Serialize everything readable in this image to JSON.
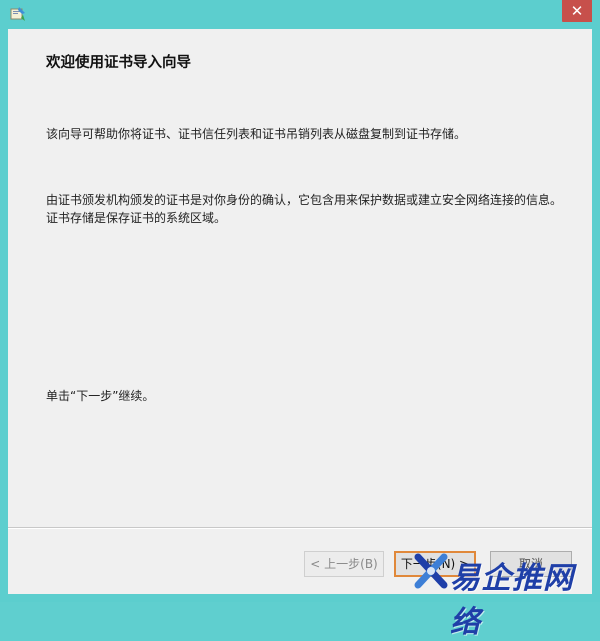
{
  "window": {
    "close_glyph": "✕",
    "app_icon": "certificate-wizard-icon"
  },
  "wizard": {
    "heading": "欢迎使用证书导入向导",
    "paragraph1": "该向导可帮助你将证书、证书信任列表和证书吊销列表从磁盘复制到证书存储。",
    "paragraph2": "由证书颁发机构颁发的证书是对你身份的确认，它包含用来保护数据或建立安全网络连接的信息。证书存储是保存证书的系统区域。",
    "paragraph3": "单击“下一步”继续。"
  },
  "buttons": {
    "back_label": "< 上一步(B)",
    "next_label": "下一步(N) >",
    "cancel_label": "取消"
  },
  "watermark": {
    "text": "易企推网络"
  },
  "colors": {
    "frame": "#5ccece",
    "client_bg": "#f0f0f0",
    "close_button": "#c7504b",
    "next_highlight": "#e0883a",
    "watermark": "#1f3fa8"
  }
}
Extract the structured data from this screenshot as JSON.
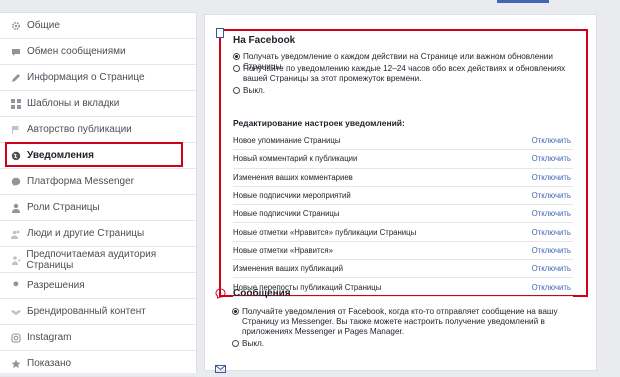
{
  "sidebar": {
    "items": [
      {
        "label": "Общие",
        "icon": "gear-icon"
      },
      {
        "label": "Обмен сообщениями",
        "icon": "chat-bubble-icon"
      },
      {
        "label": "Информация о Странице",
        "icon": "pencil-icon"
      },
      {
        "label": "Шаблоны и вкладки",
        "icon": "grid-icon"
      },
      {
        "label": "Авторство публикации",
        "icon": "flag-icon"
      },
      {
        "label": "Уведомления",
        "icon": "globe-icon",
        "active": true
      },
      {
        "label": "Платформа Messenger",
        "icon": "messenger-icon"
      },
      {
        "label": "Роли Страницы",
        "icon": "person-icon"
      },
      {
        "label": "Люди и другие Страницы",
        "icon": "people-icon"
      },
      {
        "label": "Предпочитаемая аудитория Страницы",
        "icon": "audience-icon"
      },
      {
        "label": "Разрешения",
        "icon": "wrench-icon"
      },
      {
        "label": "Брендированный контент",
        "icon": "handshake-icon"
      },
      {
        "label": "Instagram",
        "icon": "instagram-icon"
      },
      {
        "label": "Показано",
        "icon": "star-icon"
      }
    ]
  },
  "facebook_section": {
    "title": "На Facebook",
    "options": [
      {
        "label": "Получать уведомление о каждом действии на Странице или важном обновлении Страницы.",
        "selected": true
      },
      {
        "label": "Получайте по уведомлению каждые 12–24 часов обо всех действиях и обновлениях вашей Страницы за этот промежуток времени.",
        "selected": false
      },
      {
        "label": "Выкл.",
        "selected": false
      }
    ],
    "edit_title": "Редактирование настроек уведомлений:",
    "off_label": "Отключить",
    "notifications": [
      "Новое упоминание Страницы",
      "Новый комментарий к публикации",
      "Изменения ваших комментариев",
      "Новые подписчики мероприятий",
      "Новые подписчики Страницы",
      "Новые отметки «Нравится» публикации Страницы",
      "Новые отметки «Нравится»",
      "Изменения ваших публикаций",
      "Новые перепосты публикаций Страницы"
    ]
  },
  "messages_section": {
    "title": "Сообщения",
    "options": [
      {
        "label": "Получайте уведомления от Facebook, когда кто-то отправляет сообщение на вашу Страницу из Messenger. Вы также можете настроить получение уведомлений в приложениях Messenger и Pages Manager.",
        "selected": true
      },
      {
        "label": "Выкл.",
        "selected": false
      }
    ]
  },
  "colors": {
    "accent": "#4267b2",
    "highlight": "#d0021b"
  }
}
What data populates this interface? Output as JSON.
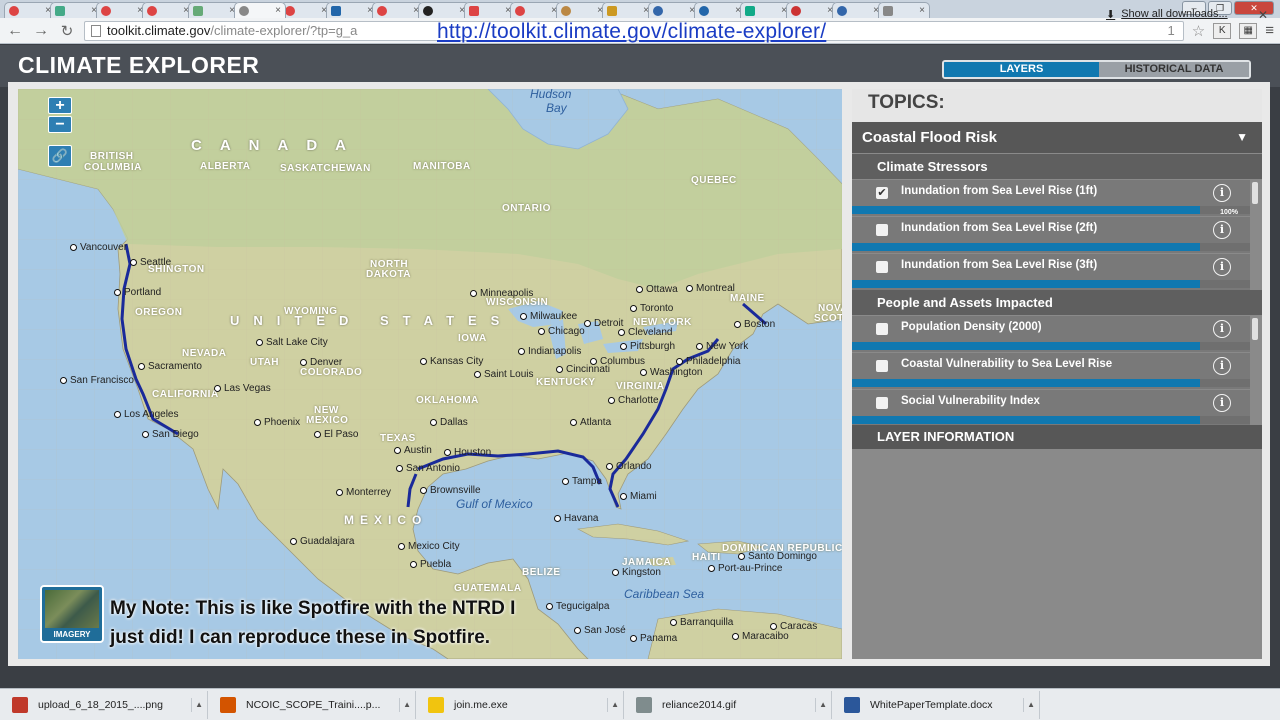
{
  "browser": {
    "tab_count": 20,
    "url_main": "toolkit.climate.gov",
    "url_rest": "/climate-explorer/?tp=g_a",
    "url_tail": "1",
    "overlay_link": "http://toolkit.climate.gov/climate-explorer/"
  },
  "app": {
    "title": "CLIMATE EXPLORER",
    "toggle_layers": "LAYERS",
    "toggle_historical": "HISTORICAL DATA"
  },
  "map": {
    "zoom_in": "+",
    "zoom_out": "−",
    "imagery_label": "IMAGERY",
    "labels": {
      "hudson_bay_1": "Hudson",
      "hudson_bay_2": "Bay",
      "canada": "CANADA",
      "united_states": "UNITED STATES",
      "mexico": "MEXICO",
      "gulf": "Gulf of Mexico",
      "caribbean": "Caribbean Sea",
      "bc_1": "BRITISH",
      "bc_2": "COLUMBIA",
      "alberta": "ALBERTA",
      "saskatchewan": "SASKATCHEWAN",
      "manitoba": "MANITOBA",
      "ontario": "ONTARIO",
      "quebec": "QUEBEC",
      "north_dakota_1": "NORTH",
      "north_dakota_2": "DAKOTA",
      "washington": "SHINGTON",
      "oregon": "OREGON",
      "wyoming": "WYOMING",
      "nevada": "NEVADA",
      "utah": "UTAH",
      "colorado": "COLORADO",
      "california": "CALIFORNIA",
      "new_mexico_1": "NEW",
      "new_mexico_2": "MEXICO",
      "texas": "TEXAS",
      "wisconsin": "WISCONSIN",
      "iowa": "IOWA",
      "new_york": "NEW YORK",
      "kentucky": "KENTUCKY",
      "virginia": "VIRGINIA",
      "oklahoma": "OKLAHOMA",
      "maine": "MAINE",
      "nova_scotia_1": "NOVA",
      "nova_scotia_2": "SCOTIA",
      "belize": "BELIZE",
      "guatemala": "GUATEMALA",
      "haiti": "HAITI",
      "dom_rep": "DOMINICAN REPUBLIC",
      "jamaica": "JAMAICA"
    },
    "cities": [
      "Vancouver",
      "Seattle",
      "Portland",
      "Salt Lake City",
      "Denver",
      "Sacramento",
      "San Francisco",
      "Las Vegas",
      "Los Angeles",
      "San Diego",
      "Phoenix",
      "El Paso",
      "Minneapolis",
      "Milwaukee",
      "Chicago",
      "Detroit",
      "Toronto",
      "Ottawa",
      "Montreal",
      "Boston",
      "New York",
      "Philadelphia",
      "Washington",
      "Cleveland",
      "Pittsburgh",
      "Columbus",
      "Cincinnati",
      "Indianapolis",
      "Kansas City",
      "Saint Louis",
      "Charlotte",
      "Atlanta",
      "Dallas",
      "Austin",
      "Houston",
      "San Antonio",
      "Orlando",
      "Tampa",
      "Miami",
      "Monterrey",
      "Brownsville",
      "Guadalajara",
      "Mexico City",
      "Puebla",
      "Havana",
      "Kingston",
      "Port-au-Prince",
      "Santo Domingo",
      "Barranquilla",
      "Caracas",
      "Maracaibo",
      "Panama",
      "San José",
      "Tegucigalpa"
    ],
    "note_line1": "My Note: This is like Spotfire with the NTRD I",
    "note_line2": "just did! I can reproduce  these in Spotfire."
  },
  "sidebar": {
    "heading": "TOPICS:",
    "topic": "Coastal Flood Risk",
    "sections": [
      {
        "title": "Climate Stressors",
        "layers": [
          {
            "name": "Inundation from Sea Level Rise (1ft)",
            "checked": true,
            "opacity_percent": 100,
            "pct_label": "100%"
          },
          {
            "name": "Inundation from Sea Level Rise (2ft)",
            "checked": false,
            "opacity_percent": 100
          },
          {
            "name": "Inundation from Sea Level Rise (3ft)",
            "checked": false,
            "opacity_percent": 100
          }
        ]
      },
      {
        "title": "People and Assets Impacted",
        "layers": [
          {
            "name": "Population Density (2000)",
            "checked": false,
            "opacity_percent": 100
          },
          {
            "name": "Coastal Vulnerability to Sea Level Rise",
            "checked": false,
            "opacity_percent": 100
          },
          {
            "name": "Social Vulnerability Index",
            "checked": false,
            "opacity_percent": 100
          }
        ]
      }
    ],
    "layer_info": "LAYER INFORMATION",
    "info_glyph": "i",
    "check_glyph": "✔"
  },
  "downloads": {
    "items": [
      {
        "file": "upload_6_18_2015_....png",
        "icon_color": "#c0392b"
      },
      {
        "file": "NCOIC_SCOPE_Traini....p...",
        "icon_color": "#d35400"
      },
      {
        "file": "join.me.exe",
        "icon_color": "#f1c40f"
      },
      {
        "file": "reliance2014.gif",
        "icon_color": "#7f8c8d"
      },
      {
        "file": "WhitePaperTemplate.docx",
        "icon_color": "#2b579a"
      }
    ],
    "show_all": "Show all downloads..."
  },
  "colors": {
    "accent": "#1078b0",
    "header": "#4b5057",
    "sidebar_bg": "#8a8a8a"
  }
}
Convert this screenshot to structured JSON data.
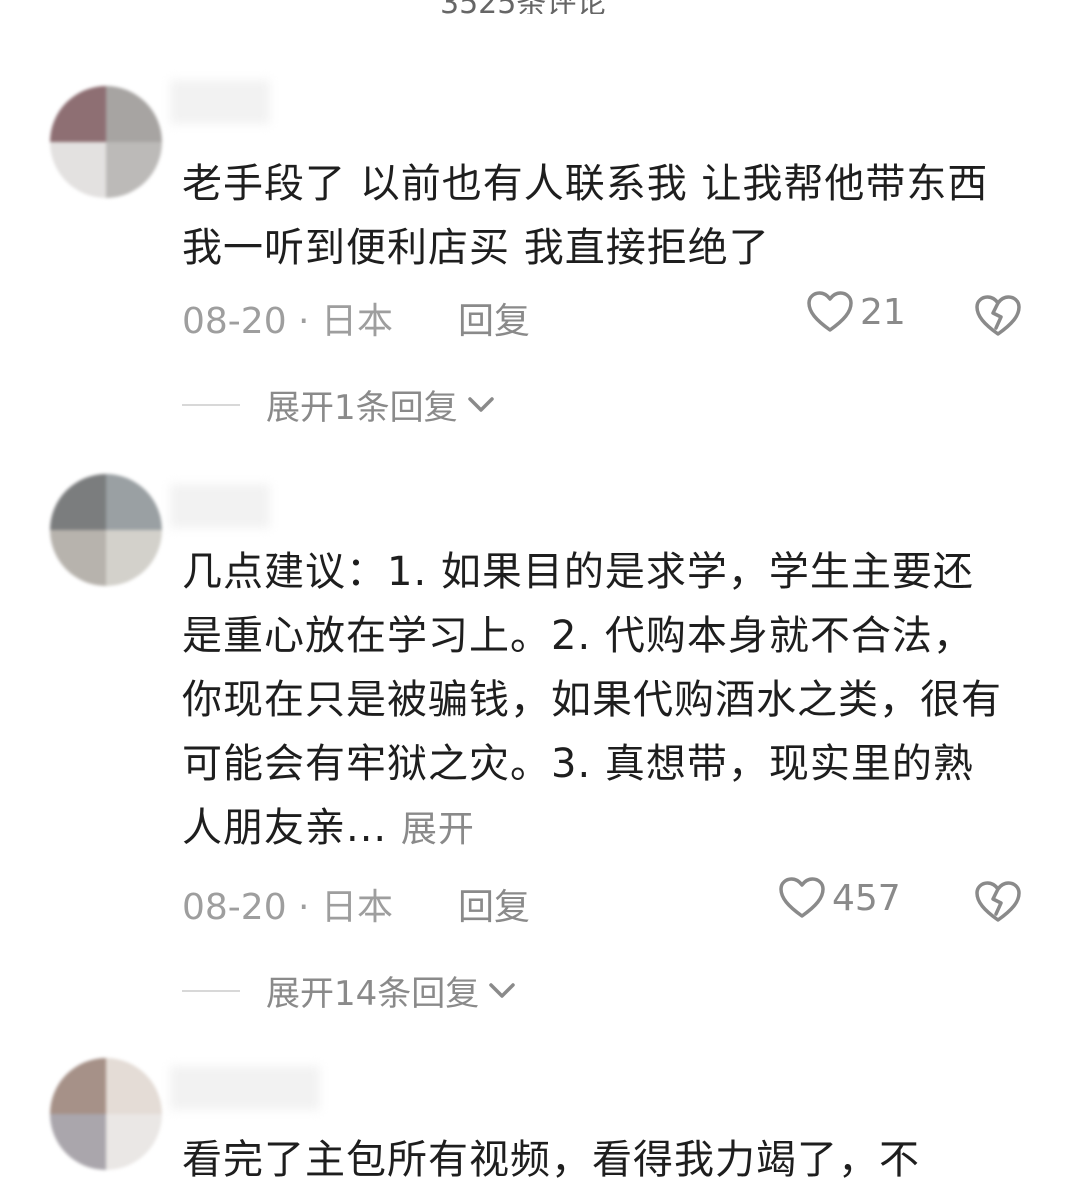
{
  "comments": [
    {
      "text": "老手段了  以前也有人联系我 让我帮他带东西 我一听到便利店买 我直接拒绝了",
      "expand_text": "",
      "date_location": "08-20 · 日本",
      "reply_label": "回复",
      "likes": "21",
      "expand_replies": "展开1条回复",
      "avatar_colors": [
        "#8e6f73",
        "#a7a4a2",
        "#e3e1e0",
        "#bcbab8"
      ]
    },
    {
      "text": "几点建议：1. 如果目的是求学，学生主要还是重心放在学习上。2. 代购本身就不合法，你现在只是被骗钱，如果代购酒水之类，很有可能会有牢狱之灾。3. 真想带，现实里的熟人朋友亲...",
      "expand_text": "展开",
      "date_location": "08-20 · 日本",
      "reply_label": "回复",
      "likes": "457",
      "expand_replies": "展开14条回复",
      "avatar_colors": [
        "#7b7d7e",
        "#9aa0a3",
        "#b7b3ad",
        "#d3d1cb"
      ]
    },
    {
      "text": "看完了主包所有视频，看得我力竭了，不",
      "expand_text": "",
      "date_location": "",
      "reply_label": "",
      "likes": "",
      "expand_replies": "",
      "avatar_colors": [
        "#a69188",
        "#e4dcd6",
        "#aaa6ac",
        "#eae7e5"
      ]
    }
  ],
  "icons": {
    "like": "heart-outline-icon",
    "dislike": "broken-heart-icon",
    "expand": "chevron-down-icon"
  }
}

* _Directions_
Pick out and copy the lines of the material that include the word "Spotfire".

* _Exercise solution_
    "note_line1": "My Note: This is like Spotfire with the NTRD I",
    "note_line2": "just did! I can reproduce  these in Spotfire."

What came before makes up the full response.